> [Requirements]:
Your answer should be one number: how many lines of the data include the string "server"?

> [Material shown]:
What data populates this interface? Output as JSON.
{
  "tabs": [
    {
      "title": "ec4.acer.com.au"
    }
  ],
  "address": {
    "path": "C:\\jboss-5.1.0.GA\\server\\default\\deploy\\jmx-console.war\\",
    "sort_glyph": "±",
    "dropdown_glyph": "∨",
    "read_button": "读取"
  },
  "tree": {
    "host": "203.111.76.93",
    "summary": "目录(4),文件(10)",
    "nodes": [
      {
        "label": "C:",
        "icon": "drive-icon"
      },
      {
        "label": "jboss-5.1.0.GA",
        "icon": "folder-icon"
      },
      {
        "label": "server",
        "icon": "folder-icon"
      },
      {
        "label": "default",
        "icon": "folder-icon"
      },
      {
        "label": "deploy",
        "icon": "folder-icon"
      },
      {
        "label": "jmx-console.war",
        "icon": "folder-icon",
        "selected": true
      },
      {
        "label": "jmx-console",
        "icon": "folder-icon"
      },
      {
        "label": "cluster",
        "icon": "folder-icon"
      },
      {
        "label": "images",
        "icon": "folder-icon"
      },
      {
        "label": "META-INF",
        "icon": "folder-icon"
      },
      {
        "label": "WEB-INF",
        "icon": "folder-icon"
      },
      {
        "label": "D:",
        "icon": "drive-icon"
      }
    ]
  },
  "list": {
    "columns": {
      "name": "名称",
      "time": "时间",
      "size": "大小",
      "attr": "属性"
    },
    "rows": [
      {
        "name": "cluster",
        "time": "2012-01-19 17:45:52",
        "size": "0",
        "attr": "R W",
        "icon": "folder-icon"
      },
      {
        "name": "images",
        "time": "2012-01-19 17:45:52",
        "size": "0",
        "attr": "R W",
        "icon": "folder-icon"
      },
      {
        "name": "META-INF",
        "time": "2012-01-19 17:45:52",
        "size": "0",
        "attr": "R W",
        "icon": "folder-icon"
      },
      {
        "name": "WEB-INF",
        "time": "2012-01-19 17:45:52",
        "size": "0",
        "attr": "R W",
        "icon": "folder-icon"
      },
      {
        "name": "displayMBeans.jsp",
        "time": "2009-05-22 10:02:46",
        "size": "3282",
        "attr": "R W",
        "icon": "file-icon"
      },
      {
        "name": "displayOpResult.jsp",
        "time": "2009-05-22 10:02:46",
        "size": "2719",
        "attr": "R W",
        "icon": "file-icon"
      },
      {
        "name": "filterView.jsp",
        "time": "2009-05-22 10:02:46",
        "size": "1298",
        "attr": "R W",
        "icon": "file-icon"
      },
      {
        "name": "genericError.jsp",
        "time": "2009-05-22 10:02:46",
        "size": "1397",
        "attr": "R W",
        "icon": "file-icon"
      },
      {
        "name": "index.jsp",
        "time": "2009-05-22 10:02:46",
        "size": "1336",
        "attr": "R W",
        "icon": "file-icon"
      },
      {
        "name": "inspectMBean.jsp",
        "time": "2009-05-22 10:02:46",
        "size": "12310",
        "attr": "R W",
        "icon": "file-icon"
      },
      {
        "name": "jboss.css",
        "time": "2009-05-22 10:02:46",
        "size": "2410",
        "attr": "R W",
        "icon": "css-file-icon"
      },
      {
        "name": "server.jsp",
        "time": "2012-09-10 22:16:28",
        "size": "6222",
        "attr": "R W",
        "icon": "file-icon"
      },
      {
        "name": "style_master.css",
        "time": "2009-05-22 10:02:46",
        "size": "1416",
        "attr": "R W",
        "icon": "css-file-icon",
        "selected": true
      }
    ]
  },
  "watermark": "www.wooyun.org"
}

> [Written solution]:
3